§ Dataset excerpts:
-=-=-

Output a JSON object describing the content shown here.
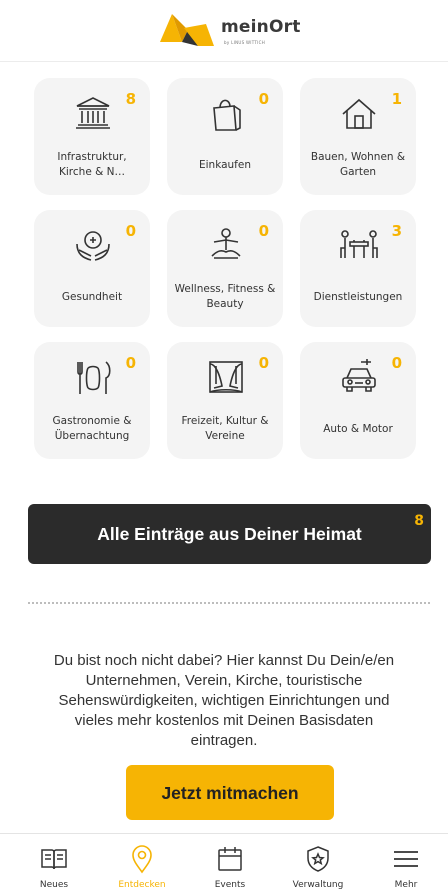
{
  "brand": {
    "name": "meinOrt",
    "sub": "by LINUS WITTICH"
  },
  "categories": [
    {
      "label": "Infrastruktur, Kirche & N…",
      "count": "8",
      "icon": "building-icon"
    },
    {
      "label": "Einkaufen",
      "count": "0",
      "icon": "shopping-bag-icon"
    },
    {
      "label": "Bauen, Wohnen & Garten",
      "count": "1",
      "icon": "house-icon"
    },
    {
      "label": "Gesundheit",
      "count": "0",
      "icon": "health-hands-icon"
    },
    {
      "label": "Wellness, Fitness & Beauty",
      "count": "0",
      "icon": "meditation-icon"
    },
    {
      "label": "Dienstleistungen",
      "count": "3",
      "icon": "table-people-icon"
    },
    {
      "label": "Gastronomie & Übernachtung",
      "count": "0",
      "icon": "cutlery-icon"
    },
    {
      "label": "Freizeit, Kultur & Vereine",
      "count": "0",
      "icon": "theater-curtain-icon"
    },
    {
      "label": "Auto & Motor",
      "count": "0",
      "icon": "car-icon"
    }
  ],
  "all_entries": {
    "label": "Alle Einträge aus Deiner Heimat",
    "count": "8"
  },
  "invite": {
    "text": "Du bist noch nicht dabei? Hier kannst Du Dein/e/en Unternehmen, Verein, Kirche, touristische Sehenswürdigkeiten, wichtigen Einrichtungen und vieles mehr kostenlos mit Deinen Basisdaten eintragen.",
    "button": "Jetzt mitmachen"
  },
  "tabs": [
    {
      "label": "Neues",
      "icon": "newspaper-icon",
      "active": false
    },
    {
      "label": "Entdecken",
      "icon": "map-pin-icon",
      "active": true
    },
    {
      "label": "Events",
      "icon": "calendar-icon",
      "active": false
    },
    {
      "label": "Verwaltung",
      "icon": "shield-icon",
      "active": false
    },
    {
      "label": "Mehr",
      "icon": "menu-icon",
      "active": false
    }
  ],
  "colors": {
    "accent": "#f6b404",
    "dark_button": "#2b2b2b",
    "tile_bg": "#f4f4f4"
  }
}
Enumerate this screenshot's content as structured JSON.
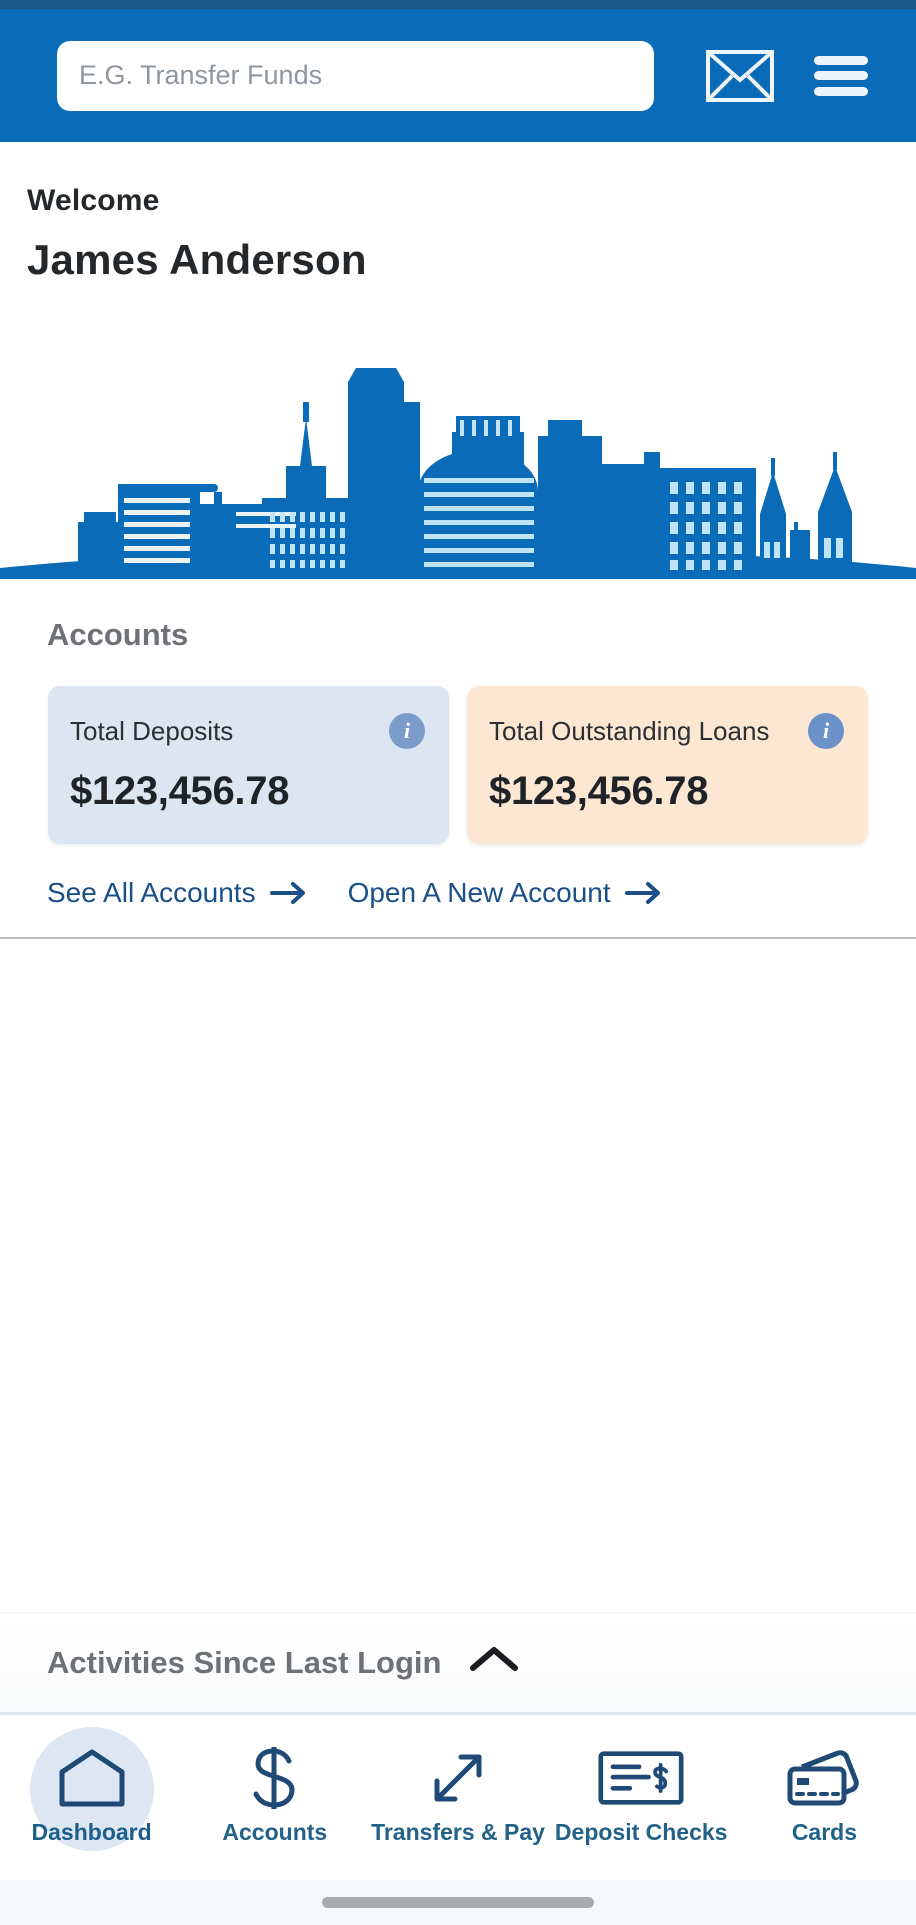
{
  "header": {
    "search_placeholder": "E.G. Transfer Funds",
    "search_value": "",
    "mail_icon": "envelope-icon",
    "menu_icon": "hamburger-menu-icon",
    "background_color": "#0a6cb8"
  },
  "welcome": {
    "greeting": "Welcome",
    "user_name": "James Anderson"
  },
  "hero": {
    "illustration": "city-skyline-illustration",
    "color": "#0a6cb8"
  },
  "accounts": {
    "title": "Accounts",
    "cards": [
      {
        "label": "Total Deposits",
        "amount": "$123,456.78",
        "info_icon": "info-icon",
        "background_color": "#dbe6f2"
      },
      {
        "label": "Total Outstanding Loans",
        "amount": "$123,456.78",
        "info_icon": "info-icon",
        "background_color": "#fce7d2"
      }
    ],
    "links": [
      {
        "label": "See All Accounts",
        "icon": "arrow-right-icon"
      },
      {
        "label": "Open A New Account",
        "icon": "arrow-right-icon"
      }
    ]
  },
  "activities": {
    "title": "Activities Since Last Login",
    "toggle_icon": "chevron-up-icon"
  },
  "bottom_nav": {
    "items": [
      {
        "label": "Dashboard",
        "icon": "home-icon",
        "active": true
      },
      {
        "label": "Accounts",
        "icon": "dollar-sign-icon",
        "active": false
      },
      {
        "label": "Transfers & Pay",
        "icon": "diagonal-arrows-icon",
        "active": false
      },
      {
        "label": "Deposit Checks",
        "icon": "check-document-icon",
        "active": false
      },
      {
        "label": "Cards",
        "icon": "credit-cards-icon",
        "active": false
      }
    ],
    "active_highlight_color": "#dde6f3",
    "label_color": "#226188"
  }
}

-=-=-

§ Your task: Transcribe all of the material exactly, leaving out whatever pictures it contains.

§ Result below:
Output a JSON object describing the content shown here.
{
  "brand": {
    "name": "meinOrt",
    "sub": "by LINUS WITTICH"
  },
  "categories": [
    {
      "label": "Infrastruktur, Kirche & N…",
      "count": "8",
      "icon": "building-icon"
    },
    {
      "label": "Einkaufen",
      "count": "0",
      "icon": "shopping-bag-icon"
    },
    {
      "label": "Bauen, Wohnen & Garten",
      "count": "1",
      "icon": "house-icon"
    },
    {
      "label": "Gesundheit",
      "count": "0",
      "icon": "health-hands-icon"
    },
    {
      "label": "Wellness, Fitness & Beauty",
      "count": "0",
      "icon": "meditation-icon"
    },
    {
      "label": "Dienstleistungen",
      "count": "3",
      "icon": "table-people-icon"
    },
    {
      "label": "Gastronomie & Übernachtung",
      "count": "0",
      "icon": "cutlery-icon"
    },
    {
      "label": "Freizeit, Kultur & Vereine",
      "count": "0",
      "icon": "theater-curtain-icon"
    },
    {
      "label": "Auto & Motor",
      "count": "0",
      "icon": "car-icon"
    }
  ],
  "all_entries": {
    "label": "Alle Einträge aus Deiner Heimat",
    "count": "8"
  },
  "invite": {
    "text": "Du bist noch nicht dabei? Hier kannst Du Dein/e/en Unternehmen, Verein, Kirche, touristische Sehenswürdigkeiten, wichtigen Einrichtungen und vieles mehr kostenlos mit Deinen Basisdaten eintragen.",
    "button": "Jetzt mitmachen"
  },
  "tabs": [
    {
      "label": "Neues",
      "icon": "newspaper-icon",
      "active": false
    },
    {
      "label": "Entdecken",
      "icon": "map-pin-icon",
      "active": true
    },
    {
      "label": "Events",
      "icon": "calendar-icon",
      "active": false
    },
    {
      "label": "Verwaltung",
      "icon": "shield-icon",
      "active": false
    },
    {
      "label": "Mehr",
      "icon": "menu-icon",
      "active": false
    }
  ],
  "colors": {
    "accent": "#f6b404",
    "dark_button": "#2b2b2b",
    "tile_bg": "#f4f4f4"
  }
}
Enumerate this screenshot's content as structured JSON.
{
  "header": {
    "search_placeholder": "E.G. Transfer Funds",
    "search_value": "",
    "mail_icon": "envelope-icon",
    "menu_icon": "hamburger-menu-icon",
    "background_color": "#0a6cb8"
  },
  "welcome": {
    "greeting": "Welcome",
    "user_name": "James Anderson"
  },
  "hero": {
    "illustration": "city-skyline-illustration",
    "color": "#0a6cb8"
  },
  "accounts": {
    "title": "Accounts",
    "cards": [
      {
        "label": "Total Deposits",
        "amount": "$123,456.78",
        "info_icon": "info-icon",
        "background_color": "#dbe6f2"
      },
      {
        "label": "Total Outstanding Loans",
        "amount": "$123,456.78",
        "info_icon": "info-icon",
        "background_color": "#fce7d2"
      }
    ],
    "links": [
      {
        "label": "See All Accounts",
        "icon": "arrow-right-icon"
      },
      {
        "label": "Open A New Account",
        "icon": "arrow-right-icon"
      }
    ]
  },
  "activities": {
    "title": "Activities Since Last Login",
    "toggle_icon": "chevron-up-icon"
  },
  "bottom_nav": {
    "items": [
      {
        "label": "Dashboard",
        "icon": "home-icon",
        "active": true
      },
      {
        "label": "Accounts",
        "icon": "dollar-sign-icon",
        "active": false
      },
      {
        "label": "Transfers & Pay",
        "icon": "diagonal-arrows-icon",
        "active": false
      },
      {
        "label": "Deposit Checks",
        "icon": "check-document-icon",
        "active": false
      },
      {
        "label": "Cards",
        "icon": "credit-cards-icon",
        "active": false
      }
    ],
    "active_highlight_color": "#dde6f3",
    "label_color": "#226188"
  }
}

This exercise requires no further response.